RECORDED DATA:

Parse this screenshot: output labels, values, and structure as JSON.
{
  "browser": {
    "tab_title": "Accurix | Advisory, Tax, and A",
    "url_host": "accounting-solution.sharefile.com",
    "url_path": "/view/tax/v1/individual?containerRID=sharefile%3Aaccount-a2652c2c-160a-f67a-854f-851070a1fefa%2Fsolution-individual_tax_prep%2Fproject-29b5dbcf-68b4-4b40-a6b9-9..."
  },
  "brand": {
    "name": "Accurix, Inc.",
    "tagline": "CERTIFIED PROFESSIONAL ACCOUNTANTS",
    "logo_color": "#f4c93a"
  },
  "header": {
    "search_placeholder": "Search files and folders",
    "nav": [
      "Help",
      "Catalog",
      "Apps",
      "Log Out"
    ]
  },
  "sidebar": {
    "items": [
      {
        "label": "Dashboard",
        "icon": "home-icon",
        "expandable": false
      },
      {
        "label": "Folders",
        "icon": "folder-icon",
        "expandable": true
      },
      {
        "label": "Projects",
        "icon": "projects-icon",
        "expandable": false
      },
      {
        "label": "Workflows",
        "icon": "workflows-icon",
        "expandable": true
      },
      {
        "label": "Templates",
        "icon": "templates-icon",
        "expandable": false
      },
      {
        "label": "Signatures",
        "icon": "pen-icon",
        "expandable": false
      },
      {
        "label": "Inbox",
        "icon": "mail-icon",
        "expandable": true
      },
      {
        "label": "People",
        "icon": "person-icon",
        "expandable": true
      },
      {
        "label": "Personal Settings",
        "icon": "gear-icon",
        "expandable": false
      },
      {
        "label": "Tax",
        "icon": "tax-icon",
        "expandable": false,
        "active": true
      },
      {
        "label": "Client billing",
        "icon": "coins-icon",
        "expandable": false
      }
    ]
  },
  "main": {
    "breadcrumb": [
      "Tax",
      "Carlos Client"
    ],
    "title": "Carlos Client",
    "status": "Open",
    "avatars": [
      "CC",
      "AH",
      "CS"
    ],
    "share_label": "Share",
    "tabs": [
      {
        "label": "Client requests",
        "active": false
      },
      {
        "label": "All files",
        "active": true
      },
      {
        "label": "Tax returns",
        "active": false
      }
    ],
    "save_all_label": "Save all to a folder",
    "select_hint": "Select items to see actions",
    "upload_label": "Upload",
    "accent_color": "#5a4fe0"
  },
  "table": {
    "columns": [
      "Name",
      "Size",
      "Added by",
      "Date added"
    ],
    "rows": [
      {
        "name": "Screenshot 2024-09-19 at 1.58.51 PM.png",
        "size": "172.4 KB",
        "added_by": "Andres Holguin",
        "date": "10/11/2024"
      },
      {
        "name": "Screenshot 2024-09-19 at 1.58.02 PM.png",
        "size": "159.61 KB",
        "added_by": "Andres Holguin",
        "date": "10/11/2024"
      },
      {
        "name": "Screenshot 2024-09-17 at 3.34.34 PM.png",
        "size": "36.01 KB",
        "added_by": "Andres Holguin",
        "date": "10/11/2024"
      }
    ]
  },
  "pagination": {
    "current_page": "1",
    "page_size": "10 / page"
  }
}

WORK TO BE COMPLETED: In the entries above, find lines with "items" and copy each.

ANSWER BELOW:
    "items": [
    "select_hint": "Select items to see actions",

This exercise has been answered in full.